▸ TASK INPUT:
_ _ _ _
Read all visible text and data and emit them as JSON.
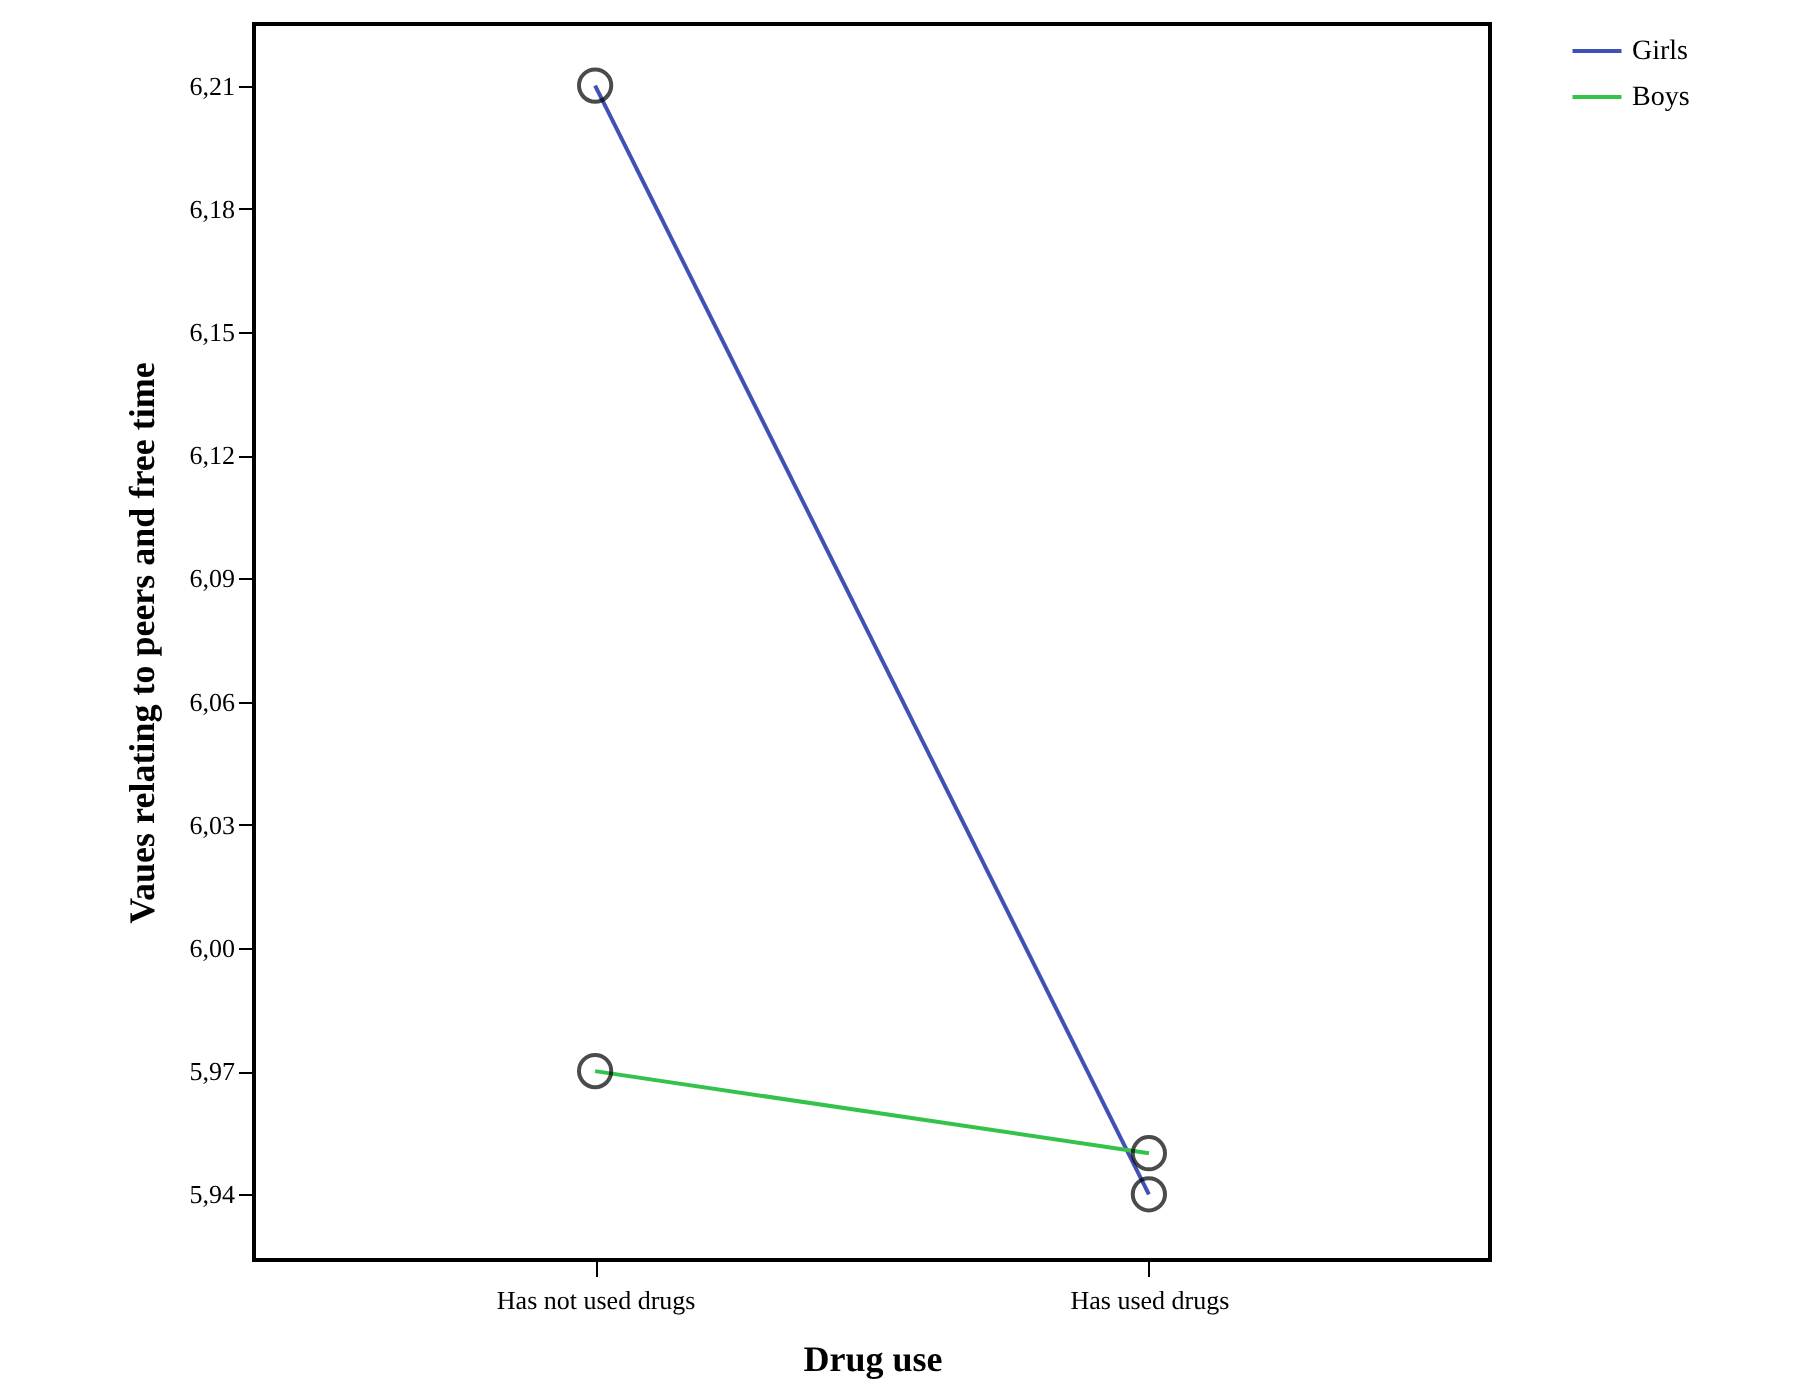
{
  "chart_data": {
    "type": "line",
    "xlabel": "Drug use",
    "ylabel": "Vaues relating to peers and free time",
    "categories": [
      "Has not used drugs",
      "Has used drugs"
    ],
    "series": [
      {
        "name": "Girls",
        "color": "#3f51b5",
        "values": [
          6.21,
          5.94
        ]
      },
      {
        "name": "Boys",
        "color": "#33c24a",
        "values": [
          5.97,
          5.95
        ]
      }
    ],
    "ylim": [
      5.924,
      6.225
    ],
    "yticks": [
      {
        "value": 5.94,
        "label": "5,94"
      },
      {
        "value": 5.97,
        "label": "5,97"
      },
      {
        "value": 6.0,
        "label": "6,00"
      },
      {
        "value": 6.03,
        "label": "6,03"
      },
      {
        "value": 6.06,
        "label": "6,06"
      },
      {
        "value": 6.09,
        "label": "6,09"
      },
      {
        "value": 6.12,
        "label": "6,12"
      },
      {
        "value": 6.15,
        "label": "6,15"
      },
      {
        "value": 6.18,
        "label": "6,18"
      },
      {
        "value": 6.21,
        "label": "6,21"
      }
    ],
    "grid": false,
    "legend": "top right",
    "marker": "circle",
    "line_style": "solid"
  }
}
_ _ _ _
Repeat the listing in full and exactly. Do not include any images.

▸ FINISHED TASK:
Read all visible text and data and emit them as JSON.
{
  "chart_data": {
    "type": "line",
    "xlabel": "Drug use",
    "ylabel": "Vaues relating to peers and free time",
    "categories": [
      "Has not used drugs",
      "Has used drugs"
    ],
    "series": [
      {
        "name": "Girls",
        "color": "#3f51b5",
        "values": [
          6.21,
          5.94
        ]
      },
      {
        "name": "Boys",
        "color": "#33c24a",
        "values": [
          5.97,
          5.95
        ]
      }
    ],
    "ylim": [
      5.924,
      6.225
    ],
    "yticks": [
      {
        "value": 5.94,
        "label": "5,94"
      },
      {
        "value": 5.97,
        "label": "5,97"
      },
      {
        "value": 6.0,
        "label": "6,00"
      },
      {
        "value": 6.03,
        "label": "6,03"
      },
      {
        "value": 6.06,
        "label": "6,06"
      },
      {
        "value": 6.09,
        "label": "6,09"
      },
      {
        "value": 6.12,
        "label": "6,12"
      },
      {
        "value": 6.15,
        "label": "6,15"
      },
      {
        "value": 6.18,
        "label": "6,18"
      },
      {
        "value": 6.21,
        "label": "6,21"
      }
    ],
    "grid": false,
    "legend": "top right",
    "marker": "circle",
    "line_style": "solid"
  }
}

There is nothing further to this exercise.